## Begin
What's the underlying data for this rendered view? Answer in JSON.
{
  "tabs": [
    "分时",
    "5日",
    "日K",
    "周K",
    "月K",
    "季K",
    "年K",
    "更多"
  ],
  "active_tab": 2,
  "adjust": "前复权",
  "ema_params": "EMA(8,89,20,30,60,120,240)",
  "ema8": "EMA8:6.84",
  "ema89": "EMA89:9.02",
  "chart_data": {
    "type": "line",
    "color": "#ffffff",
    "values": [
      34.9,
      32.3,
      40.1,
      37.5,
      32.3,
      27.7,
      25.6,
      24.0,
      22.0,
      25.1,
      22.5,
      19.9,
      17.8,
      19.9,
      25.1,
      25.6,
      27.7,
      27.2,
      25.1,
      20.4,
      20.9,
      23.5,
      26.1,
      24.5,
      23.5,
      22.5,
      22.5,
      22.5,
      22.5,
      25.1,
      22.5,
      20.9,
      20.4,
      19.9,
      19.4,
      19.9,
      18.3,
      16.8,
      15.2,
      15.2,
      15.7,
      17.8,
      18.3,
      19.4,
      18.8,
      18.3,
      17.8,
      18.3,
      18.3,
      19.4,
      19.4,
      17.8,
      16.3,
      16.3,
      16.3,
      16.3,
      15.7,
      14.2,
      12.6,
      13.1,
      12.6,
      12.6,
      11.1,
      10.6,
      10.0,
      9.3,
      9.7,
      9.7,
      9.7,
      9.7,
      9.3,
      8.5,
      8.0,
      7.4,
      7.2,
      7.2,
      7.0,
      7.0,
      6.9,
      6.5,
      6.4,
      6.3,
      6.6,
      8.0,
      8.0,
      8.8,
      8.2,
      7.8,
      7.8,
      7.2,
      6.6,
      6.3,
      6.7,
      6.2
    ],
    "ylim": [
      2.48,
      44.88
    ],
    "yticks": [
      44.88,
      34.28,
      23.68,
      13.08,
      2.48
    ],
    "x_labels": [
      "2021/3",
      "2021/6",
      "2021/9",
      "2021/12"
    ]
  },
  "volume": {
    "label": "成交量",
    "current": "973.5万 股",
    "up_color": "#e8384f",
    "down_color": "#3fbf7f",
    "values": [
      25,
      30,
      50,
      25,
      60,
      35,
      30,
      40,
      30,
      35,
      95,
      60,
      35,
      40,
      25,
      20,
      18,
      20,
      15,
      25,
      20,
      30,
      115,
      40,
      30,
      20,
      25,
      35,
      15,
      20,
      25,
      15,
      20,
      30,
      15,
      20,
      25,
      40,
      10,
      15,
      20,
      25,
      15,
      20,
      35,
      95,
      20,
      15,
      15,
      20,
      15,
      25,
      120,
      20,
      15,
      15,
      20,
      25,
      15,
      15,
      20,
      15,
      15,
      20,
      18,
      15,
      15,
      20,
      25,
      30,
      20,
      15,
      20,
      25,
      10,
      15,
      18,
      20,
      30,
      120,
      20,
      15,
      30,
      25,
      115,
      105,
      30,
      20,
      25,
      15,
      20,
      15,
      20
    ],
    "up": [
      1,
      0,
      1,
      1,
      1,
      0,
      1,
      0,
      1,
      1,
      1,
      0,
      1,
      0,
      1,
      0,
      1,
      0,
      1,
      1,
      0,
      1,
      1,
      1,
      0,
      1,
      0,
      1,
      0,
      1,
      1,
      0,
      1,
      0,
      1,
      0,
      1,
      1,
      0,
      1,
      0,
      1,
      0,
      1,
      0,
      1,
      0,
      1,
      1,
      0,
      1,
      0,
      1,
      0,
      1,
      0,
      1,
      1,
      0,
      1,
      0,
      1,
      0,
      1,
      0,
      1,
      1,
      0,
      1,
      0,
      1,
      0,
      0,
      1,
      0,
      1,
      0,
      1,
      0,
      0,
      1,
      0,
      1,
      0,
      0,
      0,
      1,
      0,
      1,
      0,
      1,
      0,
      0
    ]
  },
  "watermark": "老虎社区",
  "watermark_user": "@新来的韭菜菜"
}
## End
__Directive__: Set every line of the listing down word for word.

__Final result__:
What's the underlying data for this rendered view? Answer in JSON.
{
  "tabs": [
    "分时",
    "5日",
    "日K",
    "周K",
    "月K",
    "季K",
    "年K",
    "更多"
  ],
  "active_tab": 2,
  "adjust": "前复权",
  "ema_params": "EMA(8,89,20,30,60,120,240)",
  "ema8": "EMA8:6.84",
  "ema89": "EMA89:9.02",
  "chart_data": {
    "type": "line",
    "color": "#ffffff",
    "values": [
      34.9,
      32.3,
      40.1,
      37.5,
      32.3,
      27.7,
      25.6,
      24.0,
      22.0,
      25.1,
      22.5,
      19.9,
      17.8,
      19.9,
      25.1,
      25.6,
      27.7,
      27.2,
      25.1,
      20.4,
      20.9,
      23.5,
      26.1,
      24.5,
      23.5,
      22.5,
      22.5,
      22.5,
      22.5,
      25.1,
      22.5,
      20.9,
      20.4,
      19.9,
      19.4,
      19.9,
      18.3,
      16.8,
      15.2,
      15.2,
      15.7,
      17.8,
      18.3,
      19.4,
      18.8,
      18.3,
      17.8,
      18.3,
      18.3,
      19.4,
      19.4,
      17.8,
      16.3,
      16.3,
      16.3,
      16.3,
      15.7,
      14.2,
      12.6,
      13.1,
      12.6,
      12.6,
      11.1,
      10.6,
      10.0,
      9.3,
      9.7,
      9.7,
      9.7,
      9.7,
      9.3,
      8.5,
      8.0,
      7.4,
      7.2,
      7.2,
      7.0,
      7.0,
      6.9,
      6.5,
      6.4,
      6.3,
      6.6,
      8.0,
      8.0,
      8.8,
      8.2,
      7.8,
      7.8,
      7.2,
      6.6,
      6.3,
      6.7,
      6.2
    ],
    "ylim": [
      2.48,
      44.88
    ],
    "yticks": [
      44.88,
      34.28,
      23.68,
      13.08,
      2.48
    ],
    "x_labels": [
      "2021/3",
      "2021/6",
      "2021/9",
      "2021/12"
    ]
  },
  "volume": {
    "label": "成交量",
    "current": "973.5万 股",
    "up_color": "#e8384f",
    "down_color": "#3fbf7f",
    "values": [
      25,
      30,
      50,
      25,
      60,
      35,
      30,
      40,
      30,
      35,
      95,
      60,
      35,
      40,
      25,
      20,
      18,
      20,
      15,
      25,
      20,
      30,
      115,
      40,
      30,
      20,
      25,
      35,
      15,
      20,
      25,
      15,
      20,
      30,
      15,
      20,
      25,
      40,
      10,
      15,
      20,
      25,
      15,
      20,
      35,
      95,
      20,
      15,
      15,
      20,
      15,
      25,
      120,
      20,
      15,
      15,
      20,
      25,
      15,
      15,
      20,
      15,
      15,
      20,
      18,
      15,
      15,
      20,
      25,
      30,
      20,
      15,
      20,
      25,
      10,
      15,
      18,
      20,
      30,
      120,
      20,
      15,
      30,
      25,
      115,
      105,
      30,
      20,
      25,
      15,
      20,
      15,
      20
    ],
    "up": [
      1,
      0,
      1,
      1,
      1,
      0,
      1,
      0,
      1,
      1,
      1,
      0,
      1,
      0,
      1,
      0,
      1,
      0,
      1,
      1,
      0,
      1,
      1,
      1,
      0,
      1,
      0,
      1,
      0,
      1,
      1,
      0,
      1,
      0,
      1,
      0,
      1,
      1,
      0,
      1,
      0,
      1,
      0,
      1,
      0,
      1,
      0,
      1,
      1,
      0,
      1,
      0,
      1,
      0,
      1,
      0,
      1,
      1,
      0,
      1,
      0,
      1,
      0,
      1,
      0,
      1,
      1,
      0,
      1,
      0,
      1,
      0,
      0,
      1,
      0,
      1,
      0,
      1,
      0,
      0,
      1,
      0,
      1,
      0,
      0,
      0,
      1,
      0,
      1,
      0,
      1,
      0,
      0
    ]
  },
  "watermark": "老虎社区",
  "watermark_user": "@新来的韭菜菜"
}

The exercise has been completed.